GIVEN EXERCISE:
Pictures do not belong in the copy. Write out exactly the lines from the one containing "Read this page and output its text content." through the end of the data.

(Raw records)
+ + + +

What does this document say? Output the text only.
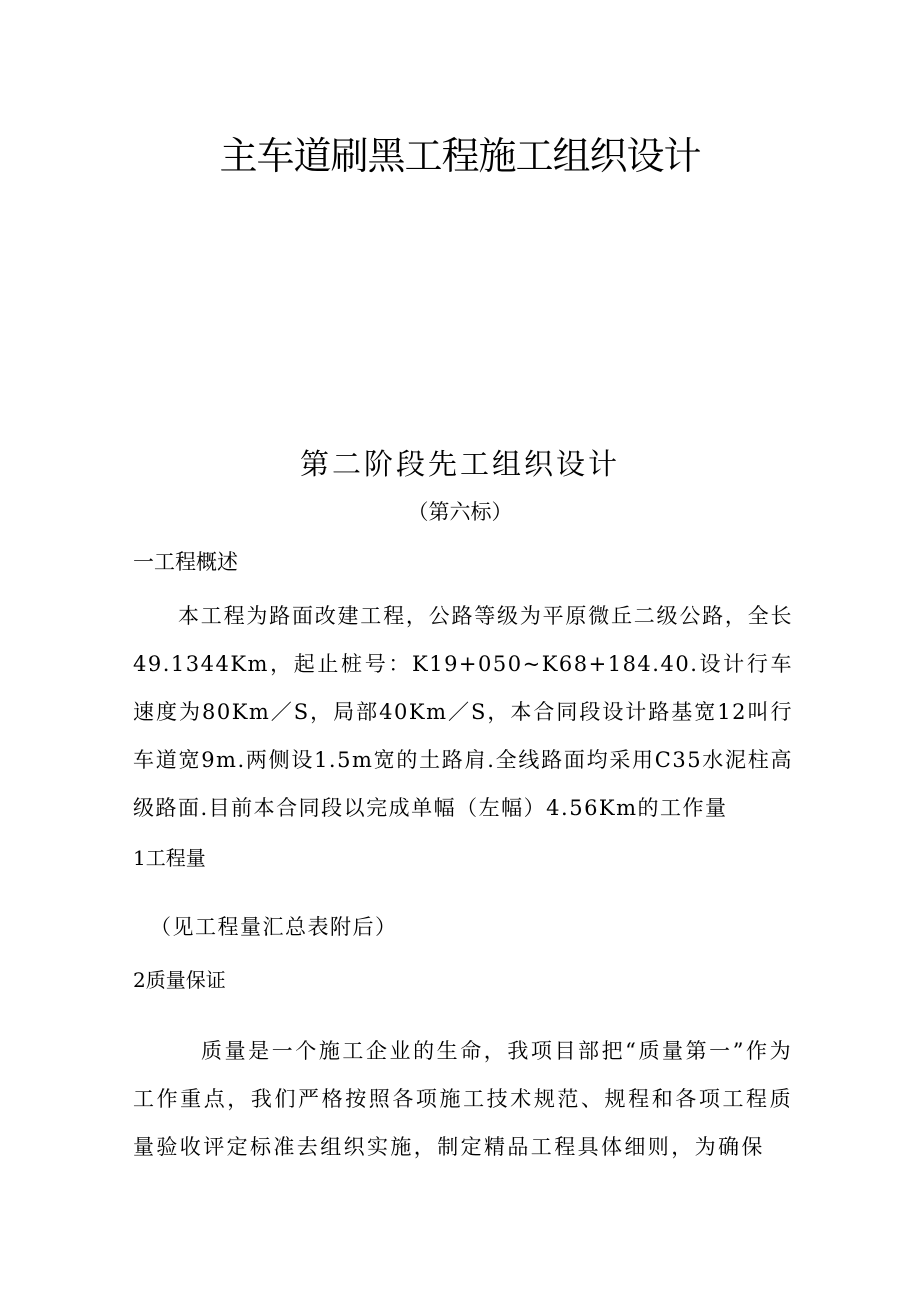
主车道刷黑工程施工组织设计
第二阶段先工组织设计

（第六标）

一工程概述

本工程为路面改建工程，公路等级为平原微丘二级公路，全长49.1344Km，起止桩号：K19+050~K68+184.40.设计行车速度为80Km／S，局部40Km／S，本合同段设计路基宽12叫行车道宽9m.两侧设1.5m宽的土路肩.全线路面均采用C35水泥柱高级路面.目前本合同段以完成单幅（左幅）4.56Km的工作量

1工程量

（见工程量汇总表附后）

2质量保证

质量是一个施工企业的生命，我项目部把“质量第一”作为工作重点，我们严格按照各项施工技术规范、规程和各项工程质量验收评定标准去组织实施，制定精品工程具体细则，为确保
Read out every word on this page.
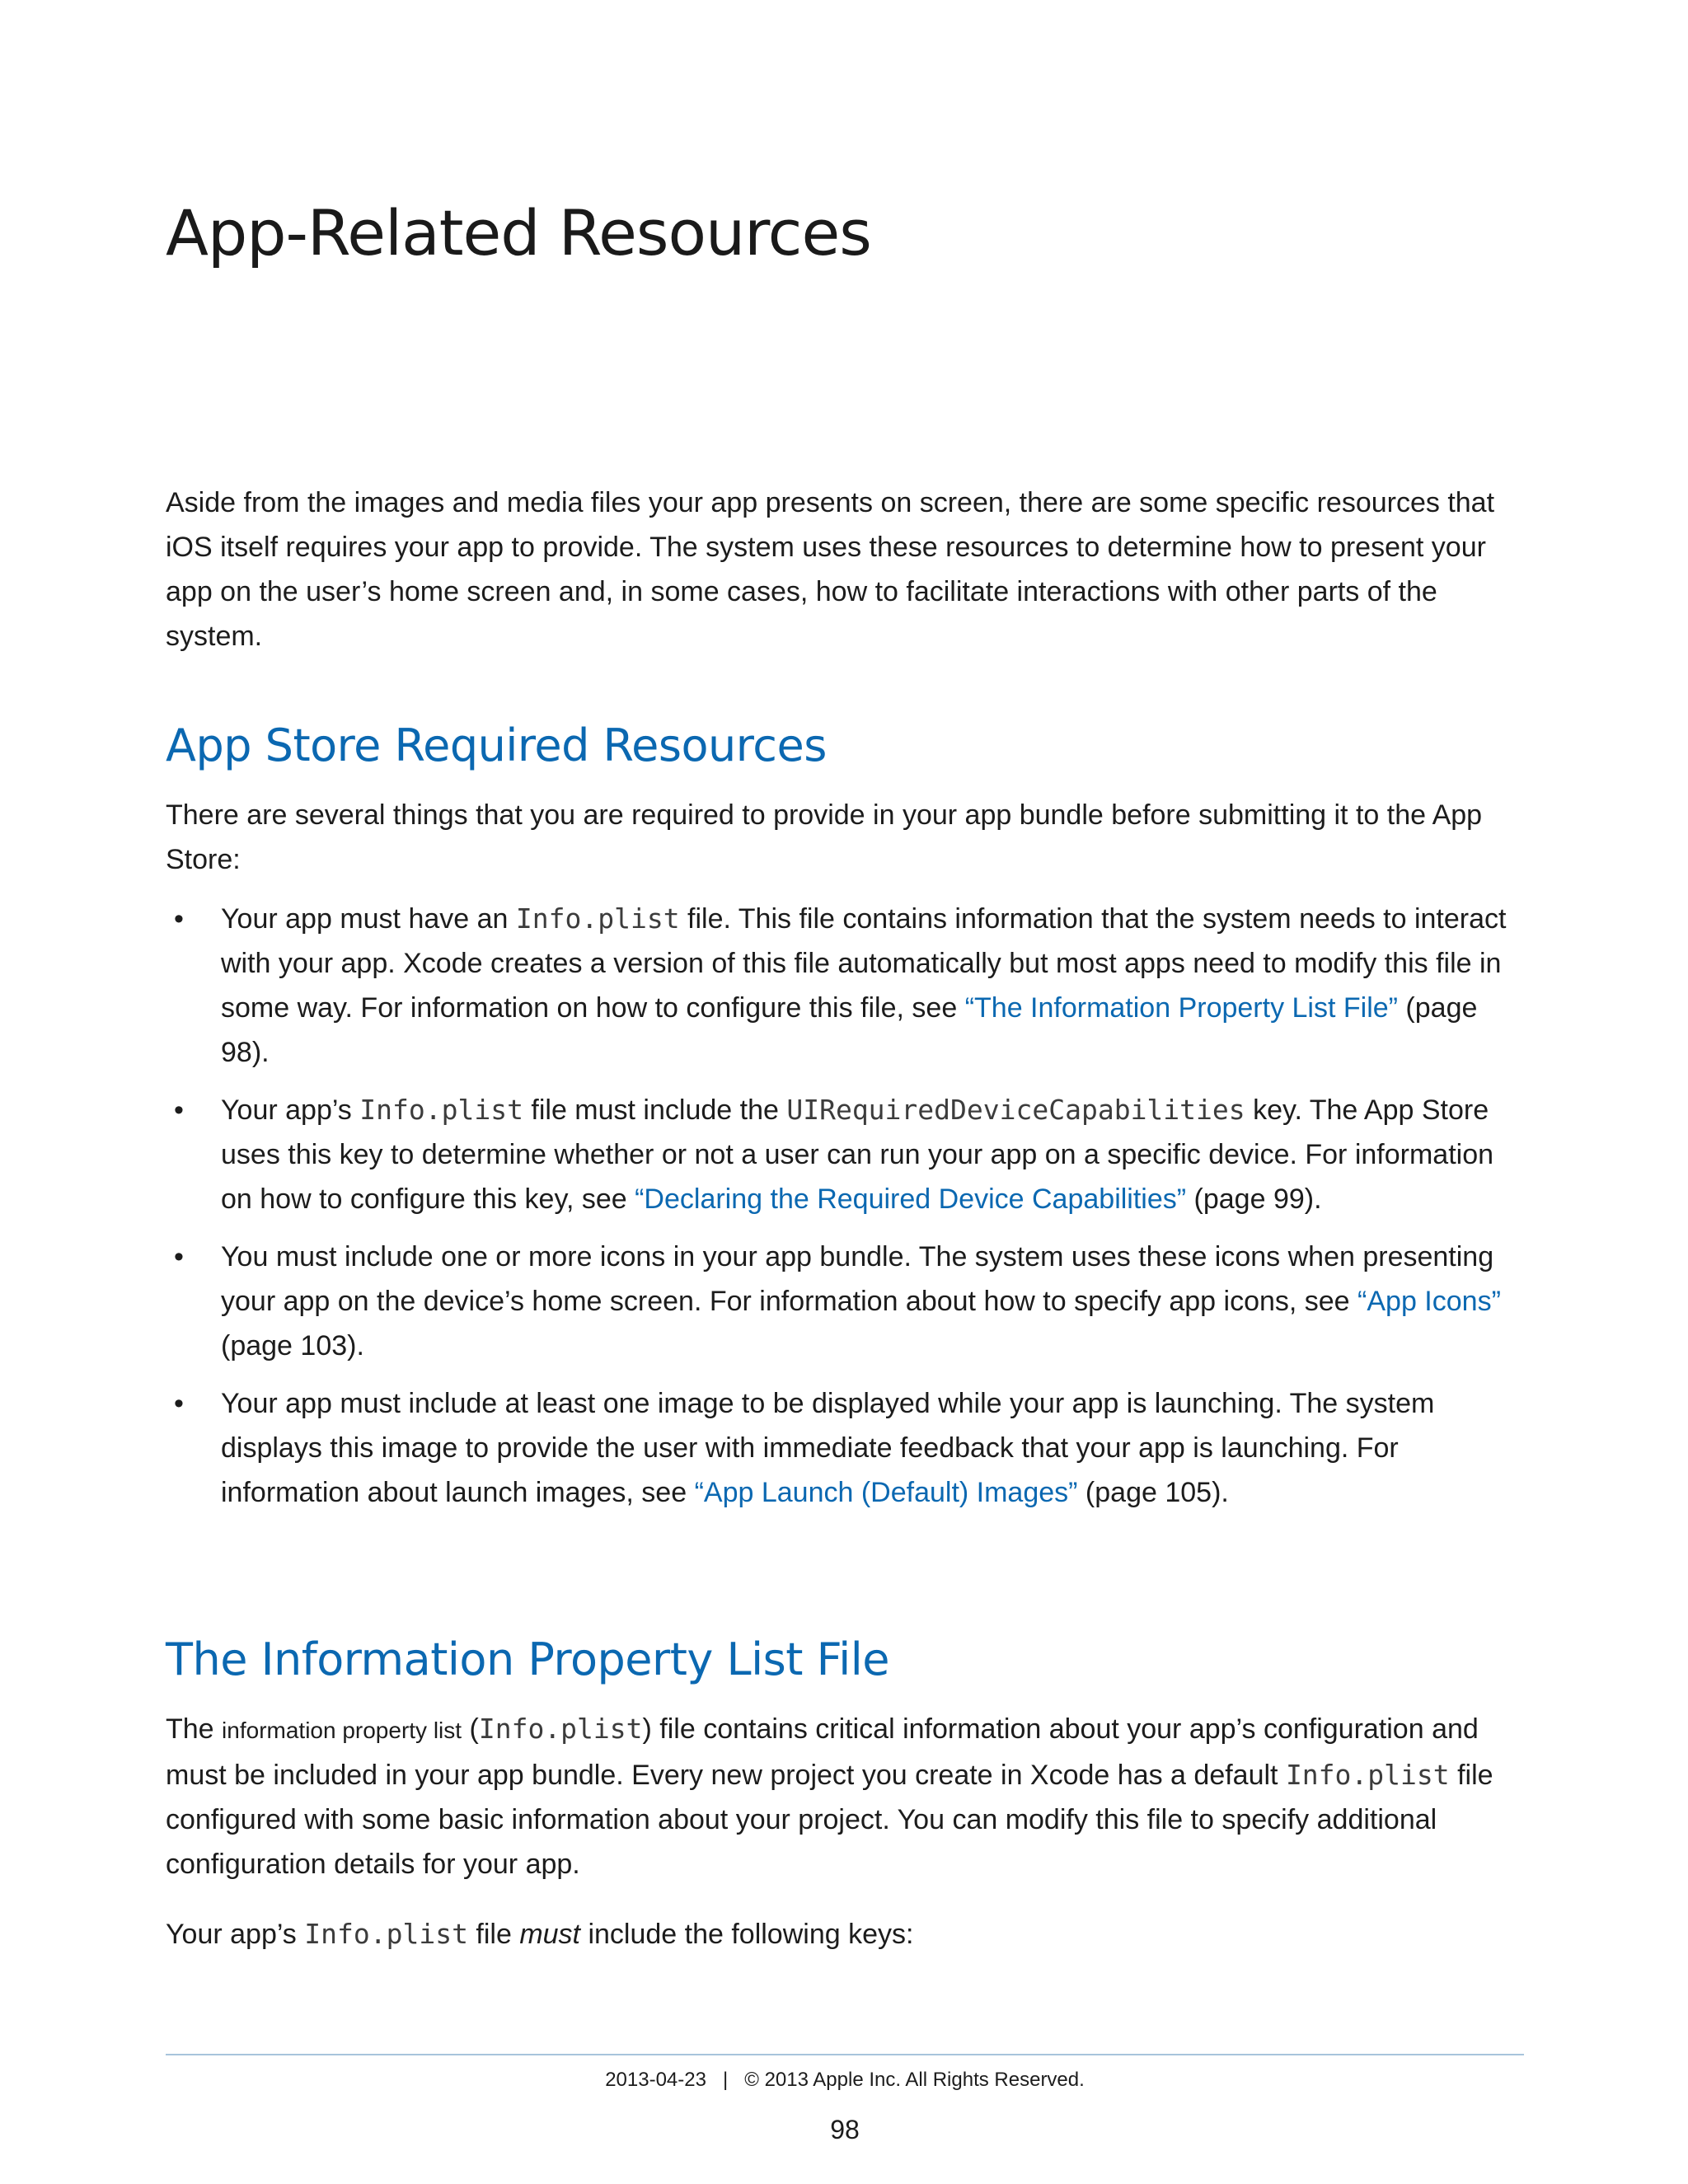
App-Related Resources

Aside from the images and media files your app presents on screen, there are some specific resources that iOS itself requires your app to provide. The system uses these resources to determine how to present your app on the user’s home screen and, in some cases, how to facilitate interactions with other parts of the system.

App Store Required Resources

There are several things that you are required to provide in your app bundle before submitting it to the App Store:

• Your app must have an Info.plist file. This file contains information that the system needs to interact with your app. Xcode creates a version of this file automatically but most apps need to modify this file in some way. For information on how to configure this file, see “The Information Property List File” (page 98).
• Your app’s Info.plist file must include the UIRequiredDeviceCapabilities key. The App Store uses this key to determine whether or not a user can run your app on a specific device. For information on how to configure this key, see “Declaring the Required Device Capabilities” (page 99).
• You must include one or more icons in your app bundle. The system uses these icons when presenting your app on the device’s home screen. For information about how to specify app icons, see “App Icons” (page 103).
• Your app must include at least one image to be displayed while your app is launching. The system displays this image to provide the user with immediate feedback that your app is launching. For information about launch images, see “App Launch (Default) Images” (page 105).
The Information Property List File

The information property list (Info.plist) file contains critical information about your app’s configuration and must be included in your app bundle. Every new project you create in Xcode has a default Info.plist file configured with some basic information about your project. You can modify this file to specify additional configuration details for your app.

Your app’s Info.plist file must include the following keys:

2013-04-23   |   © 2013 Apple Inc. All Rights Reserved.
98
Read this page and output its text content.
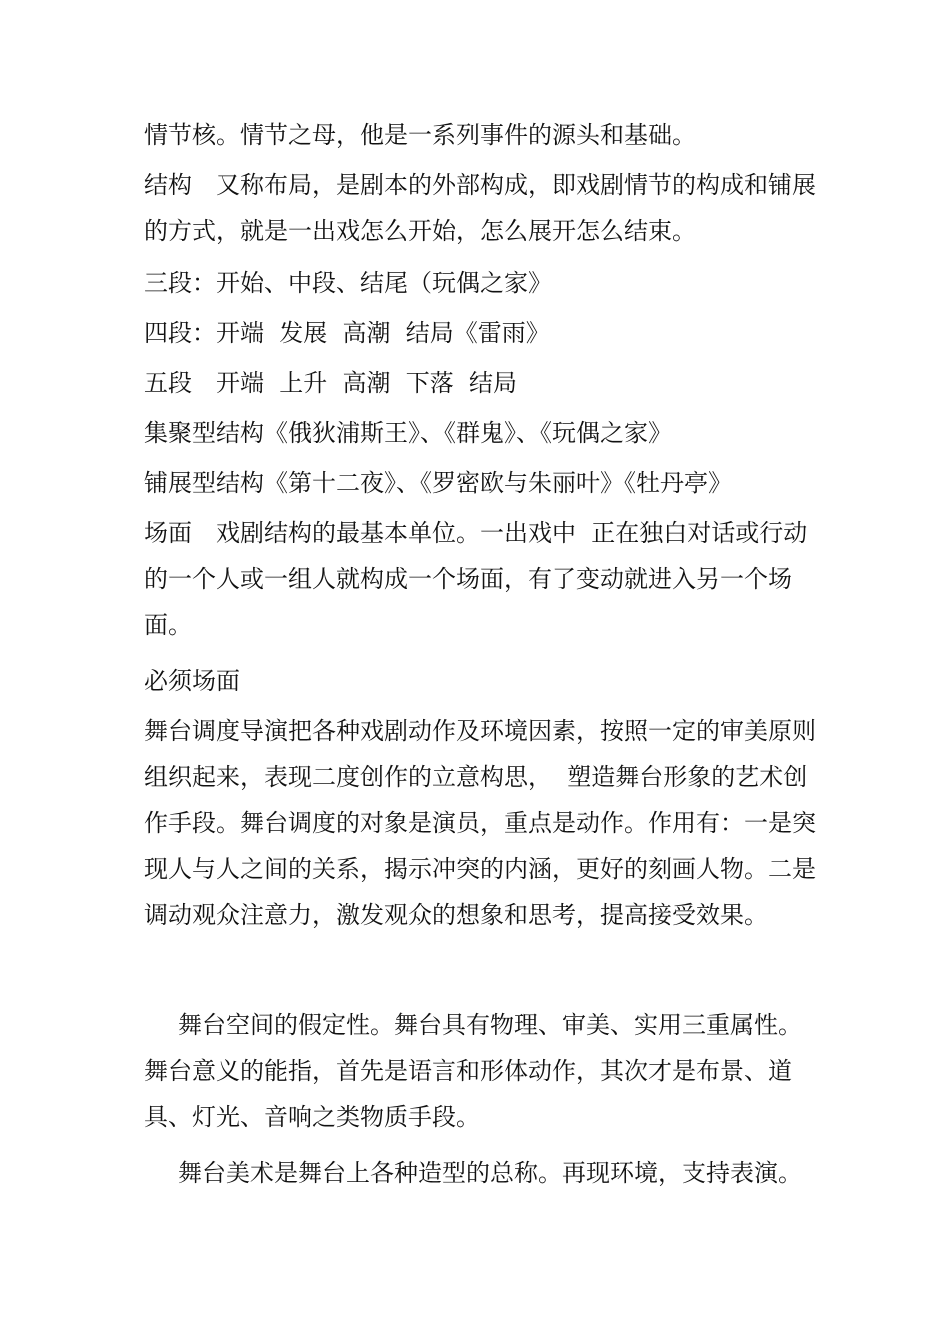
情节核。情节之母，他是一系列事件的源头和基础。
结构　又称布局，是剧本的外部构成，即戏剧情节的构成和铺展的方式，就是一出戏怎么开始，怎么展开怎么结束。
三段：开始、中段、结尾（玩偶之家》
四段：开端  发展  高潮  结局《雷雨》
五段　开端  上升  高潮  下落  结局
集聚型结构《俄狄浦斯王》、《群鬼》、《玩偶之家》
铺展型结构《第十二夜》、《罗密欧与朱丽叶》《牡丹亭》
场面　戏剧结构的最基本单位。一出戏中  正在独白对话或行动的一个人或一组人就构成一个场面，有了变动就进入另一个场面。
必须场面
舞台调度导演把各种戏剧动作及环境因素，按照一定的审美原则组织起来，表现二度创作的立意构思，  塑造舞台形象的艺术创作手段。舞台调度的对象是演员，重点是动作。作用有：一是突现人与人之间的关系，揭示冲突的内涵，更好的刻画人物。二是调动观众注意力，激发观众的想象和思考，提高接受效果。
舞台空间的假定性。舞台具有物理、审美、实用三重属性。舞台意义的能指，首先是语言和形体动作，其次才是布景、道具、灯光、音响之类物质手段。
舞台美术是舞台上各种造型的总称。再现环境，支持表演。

+ + + +

EXERCISE RESPONSE:
Read this page and output its text content.
情节核。情节之母，他是一系列事件的源头和基础。
结构　又称布局，是剧本的外部构成，即戏剧情节的构成和铺展的方式，就是一出戏怎么开始，怎么展开怎么结束。
三段：开始、中段、结尾（玩偶之家》
四段：开端  发展  高潮  结局《雷雨》
五段　开端  上升  高潮  下落  结局
集聚型结构《俄狄浦斯王》、《群鬼》、《玩偶之家》
铺展型结构《第十二夜》、《罗密欧与朱丽叶》《牡丹亭》
场面　戏剧结构的最基本单位。一出戏中  正在独白对话或行动的一个人或一组人就构成一个场面，有了变动就进入另一个场面。
必须场面
舞台调度导演把各种戏剧动作及环境因素，按照一定的审美原则组织起来，表现二度创作的立意构思，  塑造舞台形象的艺术创作手段。舞台调度的对象是演员，重点是动作。作用有：一是突现人与人之间的关系，揭示冲突的内涵，更好的刻画人物。二是调动观众注意力，激发观众的想象和思考，提高接受效果。
舞台空间的假定性。舞台具有物理、审美、实用三重属性。舞台意义的能指，首先是语言和形体动作，其次才是布景、道具、灯光、音响之类物质手段。
舞台美术是舞台上各种造型的总称。再现环境，支持表演。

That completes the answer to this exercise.